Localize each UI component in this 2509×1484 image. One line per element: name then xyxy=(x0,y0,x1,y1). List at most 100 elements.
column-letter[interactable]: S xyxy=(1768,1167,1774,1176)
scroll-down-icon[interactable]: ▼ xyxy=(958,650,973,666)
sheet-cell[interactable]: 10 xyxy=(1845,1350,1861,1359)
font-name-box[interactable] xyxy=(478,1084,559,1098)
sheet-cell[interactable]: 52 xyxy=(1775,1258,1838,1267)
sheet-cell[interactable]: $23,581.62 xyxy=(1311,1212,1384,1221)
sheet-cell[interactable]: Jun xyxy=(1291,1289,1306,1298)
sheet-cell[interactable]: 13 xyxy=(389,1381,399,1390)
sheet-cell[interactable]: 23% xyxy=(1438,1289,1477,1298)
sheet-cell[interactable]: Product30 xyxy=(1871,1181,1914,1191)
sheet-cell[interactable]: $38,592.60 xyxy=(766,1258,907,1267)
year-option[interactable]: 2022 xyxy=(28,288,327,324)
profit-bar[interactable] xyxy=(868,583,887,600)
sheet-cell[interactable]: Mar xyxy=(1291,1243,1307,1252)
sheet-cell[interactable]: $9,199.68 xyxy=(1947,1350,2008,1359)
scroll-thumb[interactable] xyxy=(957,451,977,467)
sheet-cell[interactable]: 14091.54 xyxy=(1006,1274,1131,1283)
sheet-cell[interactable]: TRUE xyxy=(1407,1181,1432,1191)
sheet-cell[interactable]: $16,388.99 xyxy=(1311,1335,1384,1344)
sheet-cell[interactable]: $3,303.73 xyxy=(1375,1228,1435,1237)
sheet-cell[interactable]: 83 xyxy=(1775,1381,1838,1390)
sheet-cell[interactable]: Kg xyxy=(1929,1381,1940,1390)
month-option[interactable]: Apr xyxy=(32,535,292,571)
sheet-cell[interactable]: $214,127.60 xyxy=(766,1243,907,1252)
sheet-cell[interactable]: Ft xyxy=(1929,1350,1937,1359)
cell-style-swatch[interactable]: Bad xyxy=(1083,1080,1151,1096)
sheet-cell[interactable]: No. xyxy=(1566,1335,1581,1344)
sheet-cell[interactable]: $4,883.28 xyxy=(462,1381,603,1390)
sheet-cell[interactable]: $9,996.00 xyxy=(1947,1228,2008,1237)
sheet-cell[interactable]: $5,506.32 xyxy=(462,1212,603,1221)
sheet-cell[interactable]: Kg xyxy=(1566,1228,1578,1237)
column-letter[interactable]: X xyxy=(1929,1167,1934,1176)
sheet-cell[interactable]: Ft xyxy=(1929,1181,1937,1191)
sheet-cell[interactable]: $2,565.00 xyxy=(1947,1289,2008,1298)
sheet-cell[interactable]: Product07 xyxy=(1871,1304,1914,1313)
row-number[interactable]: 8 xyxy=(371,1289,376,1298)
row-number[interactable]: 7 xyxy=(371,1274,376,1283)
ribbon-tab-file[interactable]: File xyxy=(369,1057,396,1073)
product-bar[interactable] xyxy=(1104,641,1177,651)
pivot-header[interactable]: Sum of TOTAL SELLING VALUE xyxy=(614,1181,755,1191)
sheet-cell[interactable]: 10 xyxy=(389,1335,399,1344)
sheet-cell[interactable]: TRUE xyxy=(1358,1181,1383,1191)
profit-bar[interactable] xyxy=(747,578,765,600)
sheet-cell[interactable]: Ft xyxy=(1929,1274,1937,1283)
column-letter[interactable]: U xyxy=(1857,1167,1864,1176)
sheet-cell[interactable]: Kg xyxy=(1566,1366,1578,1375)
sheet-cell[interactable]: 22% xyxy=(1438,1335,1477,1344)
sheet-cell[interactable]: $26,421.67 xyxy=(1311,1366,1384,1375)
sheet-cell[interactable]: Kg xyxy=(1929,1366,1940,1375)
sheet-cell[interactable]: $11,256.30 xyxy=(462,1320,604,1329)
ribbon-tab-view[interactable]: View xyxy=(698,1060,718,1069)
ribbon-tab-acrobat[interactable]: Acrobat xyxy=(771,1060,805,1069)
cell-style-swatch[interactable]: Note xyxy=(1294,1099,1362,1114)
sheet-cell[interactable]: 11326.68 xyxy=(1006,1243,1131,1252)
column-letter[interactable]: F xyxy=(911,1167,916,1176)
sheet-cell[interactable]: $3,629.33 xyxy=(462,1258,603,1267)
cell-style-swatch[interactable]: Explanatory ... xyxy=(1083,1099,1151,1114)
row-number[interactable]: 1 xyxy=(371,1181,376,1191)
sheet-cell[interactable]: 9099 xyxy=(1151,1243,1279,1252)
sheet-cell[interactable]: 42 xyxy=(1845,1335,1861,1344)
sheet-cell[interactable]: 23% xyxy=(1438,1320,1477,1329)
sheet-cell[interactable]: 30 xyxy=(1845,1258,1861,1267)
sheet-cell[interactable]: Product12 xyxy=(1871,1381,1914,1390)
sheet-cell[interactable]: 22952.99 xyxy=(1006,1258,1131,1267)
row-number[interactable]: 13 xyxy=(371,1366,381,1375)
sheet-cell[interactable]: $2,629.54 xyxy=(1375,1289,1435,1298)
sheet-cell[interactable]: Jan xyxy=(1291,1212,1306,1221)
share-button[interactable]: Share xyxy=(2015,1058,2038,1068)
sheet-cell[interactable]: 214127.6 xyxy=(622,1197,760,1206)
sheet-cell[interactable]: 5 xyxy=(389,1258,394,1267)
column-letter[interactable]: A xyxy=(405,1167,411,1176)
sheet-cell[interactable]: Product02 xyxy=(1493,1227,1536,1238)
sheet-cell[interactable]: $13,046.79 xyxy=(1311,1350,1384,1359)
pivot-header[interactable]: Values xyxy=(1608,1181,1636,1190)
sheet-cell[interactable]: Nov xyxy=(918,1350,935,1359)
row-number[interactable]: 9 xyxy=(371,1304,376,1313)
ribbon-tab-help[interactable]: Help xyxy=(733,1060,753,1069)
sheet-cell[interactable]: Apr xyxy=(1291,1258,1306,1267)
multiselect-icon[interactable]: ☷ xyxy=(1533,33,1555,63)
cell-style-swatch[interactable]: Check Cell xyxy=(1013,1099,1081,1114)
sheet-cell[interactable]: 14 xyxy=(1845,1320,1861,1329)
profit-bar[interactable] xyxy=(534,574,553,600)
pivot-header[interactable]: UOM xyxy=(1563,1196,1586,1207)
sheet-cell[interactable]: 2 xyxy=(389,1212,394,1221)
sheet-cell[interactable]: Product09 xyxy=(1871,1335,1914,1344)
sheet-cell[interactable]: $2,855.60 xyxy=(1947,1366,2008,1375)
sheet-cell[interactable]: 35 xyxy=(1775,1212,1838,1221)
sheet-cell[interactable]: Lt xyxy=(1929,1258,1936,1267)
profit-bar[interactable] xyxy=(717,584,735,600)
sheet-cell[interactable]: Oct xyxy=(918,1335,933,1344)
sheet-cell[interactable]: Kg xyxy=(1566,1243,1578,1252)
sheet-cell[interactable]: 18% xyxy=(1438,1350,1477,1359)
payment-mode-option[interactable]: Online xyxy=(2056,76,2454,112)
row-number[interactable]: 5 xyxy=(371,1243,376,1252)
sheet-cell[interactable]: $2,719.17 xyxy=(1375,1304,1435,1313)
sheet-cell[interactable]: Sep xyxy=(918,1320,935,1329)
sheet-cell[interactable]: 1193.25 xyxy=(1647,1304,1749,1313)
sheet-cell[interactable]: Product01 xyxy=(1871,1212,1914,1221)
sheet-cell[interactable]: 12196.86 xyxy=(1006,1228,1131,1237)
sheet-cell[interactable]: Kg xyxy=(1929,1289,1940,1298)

• • • • •

■ **Aim of the task**
Please give all of the data above again, replacing each "sheet-cell" with "grid-cell" and keeping everything else the same.

■ **Written answer**
Localize each UI component in this 2509×1484 image. One line per element: name then xyxy=(x0,y0,x1,y1). List at most 100 elements.
column-letter[interactable]: S xyxy=(1768,1167,1774,1176)
scroll-down-icon[interactable]: ▼ xyxy=(958,650,973,666)
grid-cell[interactable]: 10 xyxy=(1845,1350,1861,1359)
font-name-box[interactable] xyxy=(478,1084,559,1098)
grid-cell[interactable]: 52 xyxy=(1775,1258,1838,1267)
grid-cell[interactable]: $23,581.62 xyxy=(1311,1212,1384,1221)
grid-cell[interactable]: Jun xyxy=(1291,1289,1306,1298)
grid-cell[interactable]: 13 xyxy=(389,1381,399,1390)
grid-cell[interactable]: 23% xyxy=(1438,1289,1477,1298)
grid-cell[interactable]: Product30 xyxy=(1871,1181,1914,1191)
grid-cell[interactable]: $38,592.60 xyxy=(766,1258,907,1267)
year-option[interactable]: 2022 xyxy=(28,288,327,324)
profit-bar[interactable] xyxy=(868,583,887,600)
grid-cell[interactable]: Mar xyxy=(1291,1243,1307,1252)
grid-cell[interactable]: $9,199.68 xyxy=(1947,1350,2008,1359)
scroll-thumb[interactable] xyxy=(957,451,977,467)
grid-cell[interactable]: 14091.54 xyxy=(1006,1274,1131,1283)
grid-cell[interactable]: TRUE xyxy=(1407,1181,1432,1191)
grid-cell[interactable]: $16,388.99 xyxy=(1311,1335,1384,1344)
grid-cell[interactable]: $3,303.73 xyxy=(1375,1228,1435,1237)
grid-cell[interactable]: 83 xyxy=(1775,1381,1838,1390)
grid-cell[interactable]: Kg xyxy=(1929,1381,1940,1390)
month-option[interactable]: Apr xyxy=(32,535,292,571)
grid-cell[interactable]: $214,127.60 xyxy=(766,1243,907,1252)
grid-cell[interactable]: Ft xyxy=(1929,1350,1937,1359)
cell-style-swatch[interactable]: Bad xyxy=(1083,1080,1151,1096)
grid-cell[interactable]: No. xyxy=(1566,1335,1581,1344)
grid-cell[interactable]: $4,883.28 xyxy=(462,1381,603,1390)
grid-cell[interactable]: $9,996.00 xyxy=(1947,1228,2008,1237)
grid-cell[interactable]: $5,506.32 xyxy=(462,1212,603,1221)
grid-cell[interactable]: Kg xyxy=(1566,1228,1578,1237)
column-letter[interactable]: X xyxy=(1929,1167,1934,1176)
grid-cell[interactable]: Ft xyxy=(1929,1181,1937,1191)
grid-cell[interactable]: $2,565.00 xyxy=(1947,1289,2008,1298)
grid-cell[interactable]: Product07 xyxy=(1871,1304,1914,1313)
row-number[interactable]: 8 xyxy=(371,1289,376,1298)
row-number[interactable]: 7 xyxy=(371,1274,376,1283)
ribbon-tab-file[interactable]: File xyxy=(369,1057,396,1073)
product-bar[interactable] xyxy=(1104,641,1177,651)
pivot-header[interactable]: Sum of TOTAL SELLING VALUE xyxy=(614,1181,755,1191)
grid-cell[interactable]: 10 xyxy=(389,1335,399,1344)
grid-cell[interactable]: TRUE xyxy=(1358,1181,1383,1191)
profit-bar[interactable] xyxy=(747,578,765,600)
grid-cell[interactable]: Ft xyxy=(1929,1274,1937,1283)
column-letter[interactable]: U xyxy=(1857,1167,1864,1176)
grid-cell[interactable]: Kg xyxy=(1566,1366,1578,1375)
grid-cell[interactable]: 22% xyxy=(1438,1335,1477,1344)
grid-cell[interactable]: $26,421.67 xyxy=(1311,1366,1384,1375)
grid-cell[interactable]: Kg xyxy=(1929,1366,1940,1375)
grid-cell[interactable]: $11,256.30 xyxy=(462,1320,604,1329)
ribbon-tab-view[interactable]: View xyxy=(698,1060,718,1069)
ribbon-tab-acrobat[interactable]: Acrobat xyxy=(771,1060,805,1069)
cell-style-swatch[interactable]: Note xyxy=(1294,1099,1362,1114)
grid-cell[interactable]: 11326.68 xyxy=(1006,1243,1131,1252)
column-letter[interactable]: F xyxy=(911,1167,916,1176)
grid-cell[interactable]: $3,629.33 xyxy=(462,1258,603,1267)
cell-style-swatch[interactable]: Explanatory ... xyxy=(1083,1099,1151,1114)
row-number[interactable]: 1 xyxy=(371,1181,376,1191)
grid-cell[interactable]: 9099 xyxy=(1151,1243,1279,1252)
grid-cell[interactable]: 42 xyxy=(1845,1335,1861,1344)
grid-cell[interactable]: 23% xyxy=(1438,1320,1477,1329)
grid-cell[interactable]: 30 xyxy=(1845,1258,1861,1267)
grid-cell[interactable]: Product12 xyxy=(1871,1381,1914,1390)
grid-cell[interactable]: 22952.99 xyxy=(1006,1258,1131,1267)
row-number[interactable]: 13 xyxy=(371,1366,381,1375)
grid-cell[interactable]: $2,629.54 xyxy=(1375,1289,1435,1298)
grid-cell[interactable]: Jan xyxy=(1291,1212,1306,1221)
share-button[interactable]: Share xyxy=(2015,1058,2038,1068)
grid-cell[interactable]: 214127.6 xyxy=(622,1197,760,1206)
grid-cell[interactable]: 5 xyxy=(389,1258,394,1267)
column-letter[interactable]: A xyxy=(405,1167,411,1176)
grid-cell[interactable]: Product02 xyxy=(1493,1227,1536,1238)
grid-cell[interactable]: $13,046.79 xyxy=(1311,1350,1384,1359)
pivot-header[interactable]: Values xyxy=(1608,1181,1636,1190)
grid-cell[interactable]: Nov xyxy=(918,1350,935,1359)
row-number[interactable]: 9 xyxy=(371,1304,376,1313)
ribbon-tab-help[interactable]: Help xyxy=(733,1060,753,1069)
grid-cell[interactable]: Apr xyxy=(1291,1258,1306,1267)
multiselect-icon[interactable]: ☷ xyxy=(1533,33,1555,63)
cell-style-swatch[interactable]: Check Cell xyxy=(1013,1099,1081,1114)
grid-cell[interactable]: 14 xyxy=(1845,1320,1861,1329)
profit-bar[interactable] xyxy=(534,574,553,600)
pivot-header[interactable]: UOM xyxy=(1563,1196,1586,1207)
grid-cell[interactable]: 2 xyxy=(389,1212,394,1221)
grid-cell[interactable]: Product09 xyxy=(1871,1335,1914,1344)
grid-cell[interactable]: $2,855.60 xyxy=(1947,1366,2008,1375)
grid-cell[interactable]: 35 xyxy=(1775,1212,1838,1221)
grid-cell[interactable]: Lt xyxy=(1929,1258,1936,1267)
profit-bar[interactable] xyxy=(717,584,735,600)
grid-cell[interactable]: Oct xyxy=(918,1335,933,1344)
grid-cell[interactable]: Kg xyxy=(1566,1243,1578,1252)
grid-cell[interactable]: 18% xyxy=(1438,1350,1477,1359)
payment-mode-option[interactable]: Online xyxy=(2056,76,2454,112)
row-number[interactable]: 5 xyxy=(371,1243,376,1252)
grid-cell[interactable]: $2,719.17 xyxy=(1375,1304,1435,1313)
grid-cell[interactable]: Sep xyxy=(918,1320,935,1329)
grid-cell[interactable]: 1193.25 xyxy=(1647,1304,1749,1313)
grid-cell[interactable]: Product01 xyxy=(1871,1212,1914,1221)
grid-cell[interactable]: 12196.86 xyxy=(1006,1228,1131,1237)
grid-cell[interactable]: Kg xyxy=(1929,1289,1940,1298)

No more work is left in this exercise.